- _What you should do_:
The entries that follow should be written out exactly.
##### Supplied material #####
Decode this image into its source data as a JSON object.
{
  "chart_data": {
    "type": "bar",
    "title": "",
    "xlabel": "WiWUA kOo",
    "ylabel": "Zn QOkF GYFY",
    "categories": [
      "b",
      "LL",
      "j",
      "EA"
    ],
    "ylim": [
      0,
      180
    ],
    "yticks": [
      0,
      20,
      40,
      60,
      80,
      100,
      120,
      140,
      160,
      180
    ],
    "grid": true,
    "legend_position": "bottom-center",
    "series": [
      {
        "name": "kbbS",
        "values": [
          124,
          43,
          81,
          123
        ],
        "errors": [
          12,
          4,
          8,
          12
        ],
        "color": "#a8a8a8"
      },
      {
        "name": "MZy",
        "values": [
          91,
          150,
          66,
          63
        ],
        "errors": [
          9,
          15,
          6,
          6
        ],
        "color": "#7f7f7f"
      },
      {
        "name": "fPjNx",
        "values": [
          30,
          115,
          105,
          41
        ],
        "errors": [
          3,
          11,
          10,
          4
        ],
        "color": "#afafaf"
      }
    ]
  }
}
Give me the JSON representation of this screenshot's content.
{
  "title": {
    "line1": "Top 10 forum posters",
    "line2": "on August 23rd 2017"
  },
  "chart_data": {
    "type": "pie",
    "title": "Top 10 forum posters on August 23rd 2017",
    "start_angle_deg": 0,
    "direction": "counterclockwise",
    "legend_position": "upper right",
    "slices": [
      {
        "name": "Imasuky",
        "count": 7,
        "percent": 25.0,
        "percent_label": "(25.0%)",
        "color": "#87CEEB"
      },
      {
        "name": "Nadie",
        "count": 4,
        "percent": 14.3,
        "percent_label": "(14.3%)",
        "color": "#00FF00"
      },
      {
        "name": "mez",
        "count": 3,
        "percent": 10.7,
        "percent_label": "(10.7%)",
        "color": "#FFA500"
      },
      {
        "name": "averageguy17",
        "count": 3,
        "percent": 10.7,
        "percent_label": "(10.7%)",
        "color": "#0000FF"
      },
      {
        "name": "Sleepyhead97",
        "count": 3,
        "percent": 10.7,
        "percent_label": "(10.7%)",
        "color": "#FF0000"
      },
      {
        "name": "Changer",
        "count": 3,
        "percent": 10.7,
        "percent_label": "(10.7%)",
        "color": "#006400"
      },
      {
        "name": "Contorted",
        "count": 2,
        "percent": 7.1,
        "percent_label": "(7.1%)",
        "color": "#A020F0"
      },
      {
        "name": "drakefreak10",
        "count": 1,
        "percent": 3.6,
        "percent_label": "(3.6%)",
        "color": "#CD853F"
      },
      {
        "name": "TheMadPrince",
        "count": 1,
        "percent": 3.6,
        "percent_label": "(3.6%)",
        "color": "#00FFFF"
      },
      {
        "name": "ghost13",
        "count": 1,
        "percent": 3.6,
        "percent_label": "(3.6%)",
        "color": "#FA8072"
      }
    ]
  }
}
#####
- _Response below_:
Decode this image into its source data as a JSON object.
{
  "chart_data": {
    "type": "bar",
    "title": "",
    "xlabel": "WiWUA kOo",
    "ylabel": "Zn QOkF GYFY",
    "categories": [
      "b",
      "LL",
      "j",
      "EA"
    ],
    "ylim": [
      0,
      180
    ],
    "yticks": [
      0,
      20,
      40,
      60,
      80,
      100,
      120,
      140,
      160,
      180
    ],
    "grid": true,
    "legend_position": "bottom-center",
    "series": [
      {
        "name": "kbbS",
        "values": [
          124,
          43,
          81,
          123
        ],
        "errors": [
          12,
          4,
          8,
          12
        ],
        "color": "#a8a8a8"
      },
      {
        "name": "MZy",
        "values": [
          91,
          150,
          66,
          63
        ],
        "errors": [
          9,
          15,
          6,
          6
        ],
        "color": "#7f7f7f"
      },
      {
        "name": "fPjNx",
        "values": [
          30,
          115,
          105,
          41
        ],
        "errors": [
          3,
          11,
          10,
          4
        ],
        "color": "#afafaf"
      }
    ]
  }
}
Give me the JSON representation of this screenshot's content.
{
  "title": {
    "line1": "Top 10 forum posters",
    "line2": "on August 23rd 2017"
  },
  "chart_data": {
    "type": "pie",
    "title": "Top 10 forum posters on August 23rd 2017",
    "start_angle_deg": 0,
    "direction": "counterclockwise",
    "legend_position": "upper right",
    "slices": [
      {
        "name": "Imasuky",
        "count": 7,
        "percent": 25.0,
        "percent_label": "(25.0%)",
        "color": "#87CEEB"
      },
      {
        "name": "Nadie",
        "count": 4,
        "percent": 14.3,
        "percent_label": "(14.3%)",
        "color": "#00FF00"
      },
      {
        "name": "mez",
        "count": 3,
        "percent": 10.7,
        "percent_label": "(10.7%)",
        "color": "#FFA500"
      },
      {
        "name": "averageguy17",
        "count": 3,
        "percent": 10.7,
        "percent_label": "(10.7%)",
        "color": "#0000FF"
      },
      {
        "name": "Sleepyhead97",
        "count": 3,
        "percent": 10.7,
        "percent_label": "(10.7%)",
        "color": "#FF0000"
      },
      {
        "name": "Changer",
        "count": 3,
        "percent": 10.7,
        "percent_label": "(10.7%)",
        "color": "#006400"
      },
      {
        "name": "Contorted",
        "count": 2,
        "percent": 7.1,
        "percent_label": "(7.1%)",
        "color": "#A020F0"
      },
      {
        "name": "drakefreak10",
        "count": 1,
        "percent": 3.6,
        "percent_label": "(3.6%)",
        "color": "#CD853F"
      },
      {
        "name": "TheMadPrince",
        "count": 1,
        "percent": 3.6,
        "percent_label": "(3.6%)",
        "color": "#00FFFF"
      },
      {
        "name": "ghost13",
        "count": 1,
        "percent": 3.6,
        "percent_label": "(3.6%)",
        "color": "#FA8072"
      }
    ]
  }
}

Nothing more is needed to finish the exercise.